REQUIREMENT -
Copy every record below exactly as written, but leave out the pictures.

GIVEN ENTRIES -
================

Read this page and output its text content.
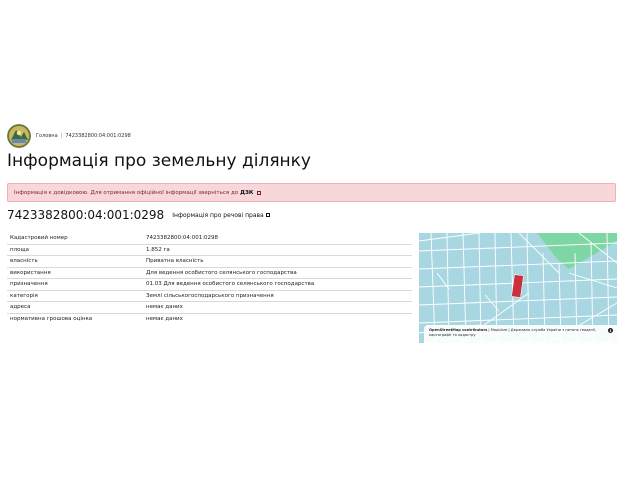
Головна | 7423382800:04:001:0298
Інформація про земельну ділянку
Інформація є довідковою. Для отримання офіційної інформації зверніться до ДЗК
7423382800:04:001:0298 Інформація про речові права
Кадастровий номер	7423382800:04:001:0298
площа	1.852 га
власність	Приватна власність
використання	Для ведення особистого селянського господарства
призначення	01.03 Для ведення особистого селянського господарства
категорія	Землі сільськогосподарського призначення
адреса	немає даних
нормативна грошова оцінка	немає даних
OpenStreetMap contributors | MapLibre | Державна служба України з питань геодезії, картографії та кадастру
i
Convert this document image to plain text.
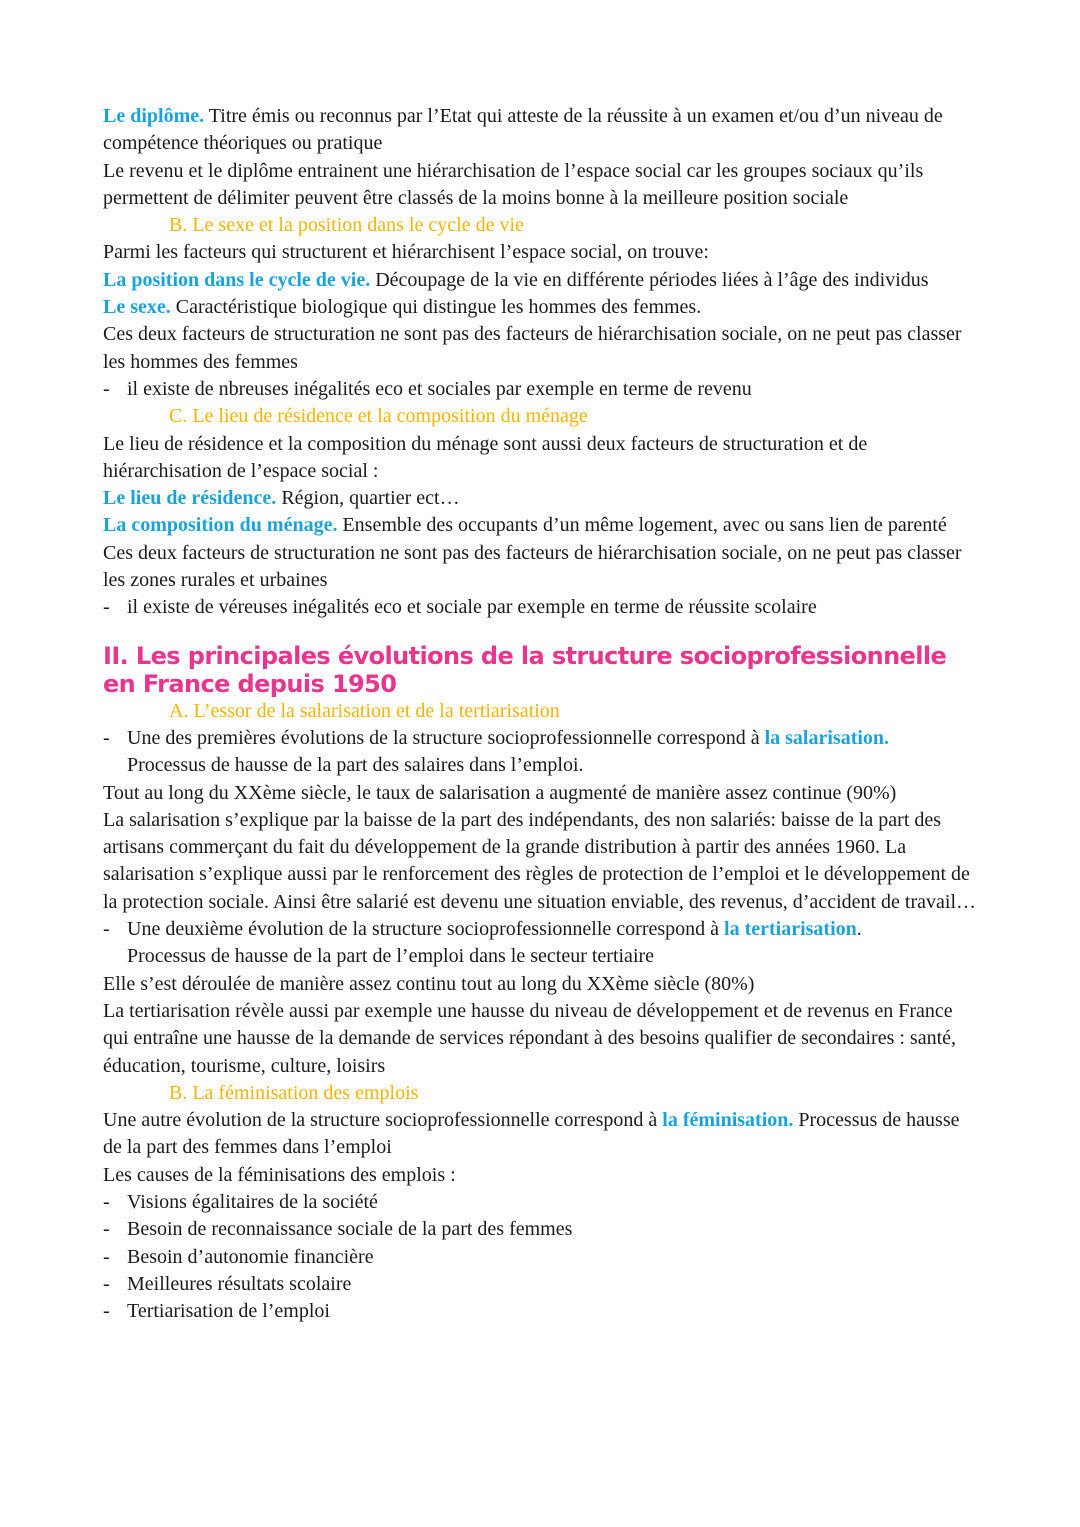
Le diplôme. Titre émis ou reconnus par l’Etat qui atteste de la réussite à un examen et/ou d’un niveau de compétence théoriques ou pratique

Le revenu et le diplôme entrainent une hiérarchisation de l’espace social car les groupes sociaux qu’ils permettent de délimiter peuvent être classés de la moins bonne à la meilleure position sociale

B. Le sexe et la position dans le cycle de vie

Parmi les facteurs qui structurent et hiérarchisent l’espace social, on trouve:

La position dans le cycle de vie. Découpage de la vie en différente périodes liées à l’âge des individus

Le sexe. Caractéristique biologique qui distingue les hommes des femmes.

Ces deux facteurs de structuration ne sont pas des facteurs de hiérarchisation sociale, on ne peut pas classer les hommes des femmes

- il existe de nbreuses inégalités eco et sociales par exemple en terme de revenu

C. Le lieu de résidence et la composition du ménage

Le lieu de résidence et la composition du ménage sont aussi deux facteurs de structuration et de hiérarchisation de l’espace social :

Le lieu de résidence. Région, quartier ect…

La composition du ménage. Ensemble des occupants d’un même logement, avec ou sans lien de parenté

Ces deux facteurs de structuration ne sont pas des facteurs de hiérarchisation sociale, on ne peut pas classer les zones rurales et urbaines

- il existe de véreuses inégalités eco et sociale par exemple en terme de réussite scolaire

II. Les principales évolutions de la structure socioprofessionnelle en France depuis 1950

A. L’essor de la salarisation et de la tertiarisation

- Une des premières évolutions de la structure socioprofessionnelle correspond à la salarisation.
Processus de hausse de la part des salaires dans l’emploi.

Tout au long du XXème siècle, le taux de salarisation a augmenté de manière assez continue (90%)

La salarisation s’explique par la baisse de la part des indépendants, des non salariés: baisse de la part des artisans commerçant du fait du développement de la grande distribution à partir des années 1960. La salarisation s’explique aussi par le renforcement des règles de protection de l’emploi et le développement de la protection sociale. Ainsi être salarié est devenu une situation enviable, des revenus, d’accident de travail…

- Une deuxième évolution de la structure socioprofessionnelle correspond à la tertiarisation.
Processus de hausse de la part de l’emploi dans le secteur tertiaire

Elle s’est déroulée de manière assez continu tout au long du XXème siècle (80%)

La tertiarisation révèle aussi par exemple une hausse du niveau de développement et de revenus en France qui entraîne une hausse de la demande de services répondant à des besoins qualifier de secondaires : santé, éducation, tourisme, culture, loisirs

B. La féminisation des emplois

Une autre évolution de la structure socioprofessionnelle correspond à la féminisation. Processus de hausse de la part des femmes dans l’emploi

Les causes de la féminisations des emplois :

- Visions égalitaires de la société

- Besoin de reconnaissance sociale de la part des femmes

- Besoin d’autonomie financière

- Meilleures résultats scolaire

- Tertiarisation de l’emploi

================

ANSWER TO THIS TASK -
Read this page and output its text content.
Головна | 7423382800:04:001:0298
Інформація про земельну ділянку
Інформація є довідковою. Для отримання офіційної інформації зверніться до ДЗК
7423382800:04:001:0298 Інформація про речові права
Кадастровий номер	7423382800:04:001:0298
площа	1.852 га
власність	Приватна власність
використання	Для ведення особистого селянського господарства
призначення	01.03 Для ведення особистого селянського господарства
категорія	Землі сільськогосподарського призначення
адреса	немає даних
нормативна грошова оцінка	немає даних
OpenStreetMap contributors | MapLibre | Державна служба України з питань геодезії, картографії та кадастру
i
Convert this document image to plain text.
Le diplôme. Titre émis ou reconnus par l’Etat qui atteste de la réussite à un examen et/ou d’un niveau de compétence théoriques ou pratique

Le revenu et le diplôme entrainent une hiérarchisation de l’espace social car les groupes sociaux qu’ils permettent de délimiter peuvent être classés de la moins bonne à la meilleure position sociale

B. Le sexe et la position dans le cycle de vie

Parmi les facteurs qui structurent et hiérarchisent l’espace social, on trouve:

La position dans le cycle de vie. Découpage de la vie en différente périodes liées à l’âge des individus

Le sexe. Caractéristique biologique qui distingue les hommes des femmes.

Ces deux facteurs de structuration ne sont pas des facteurs de hiérarchisation sociale, on ne peut pas classer les hommes des femmes

- il existe de nbreuses inégalités eco et sociales par exemple en terme de revenu

C. Le lieu de résidence et la composition du ménage

Le lieu de résidence et la composition du ménage sont aussi deux facteurs de structuration et de hiérarchisation de l’espace social :

Le lieu de résidence. Région, quartier ect…

La composition du ménage. Ensemble des occupants d’un même logement, avec ou sans lien de parenté

Ces deux facteurs de structuration ne sont pas des facteurs de hiérarchisation sociale, on ne peut pas classer les zones rurales et urbaines

- il existe de véreuses inégalités eco et sociale par exemple en terme de réussite scolaire

II. Les principales évolutions de la structure socioprofessionnelle en France depuis 1950

A. L’essor de la salarisation et de la tertiarisation

- Une des premières évolutions de la structure socioprofessionnelle correspond à la salarisation.
Processus de hausse de la part des salaires dans l’emploi.

Tout au long du XXème siècle, le taux de salarisation a augmenté de manière assez continue (90%)

La salarisation s’explique par la baisse de la part des indépendants, des non salariés: baisse de la part des artisans commerçant du fait du développement de la grande distribution à partir des années 1960. La salarisation s’explique aussi par le renforcement des règles de protection de l’emploi et le développement de la protection sociale. Ainsi être salarié est devenu une situation enviable, des revenus, d’accident de travail…

- Une deuxième évolution de la structure socioprofessionnelle correspond à la tertiarisation.
Processus de hausse de la part de l’emploi dans le secteur tertiaire

Elle s’est déroulée de manière assez continu tout au long du XXème siècle (80%)

La tertiarisation révèle aussi par exemple une hausse du niveau de développement et de revenus en France qui entraîne une hausse de la demande de services répondant à des besoins qualifier de secondaires : santé, éducation, tourisme, culture, loisirs

B. La féminisation des emplois

Une autre évolution de la structure socioprofessionnelle correspond à la féminisation. Processus de hausse de la part des femmes dans l’emploi

Les causes de la féminisations des emplois :

- Visions égalitaires de la société

- Besoin de reconnaissance sociale de la part des femmes

- Besoin d’autonomie financière

- Meilleures résultats scolaire

- Tertiarisation de l’emploi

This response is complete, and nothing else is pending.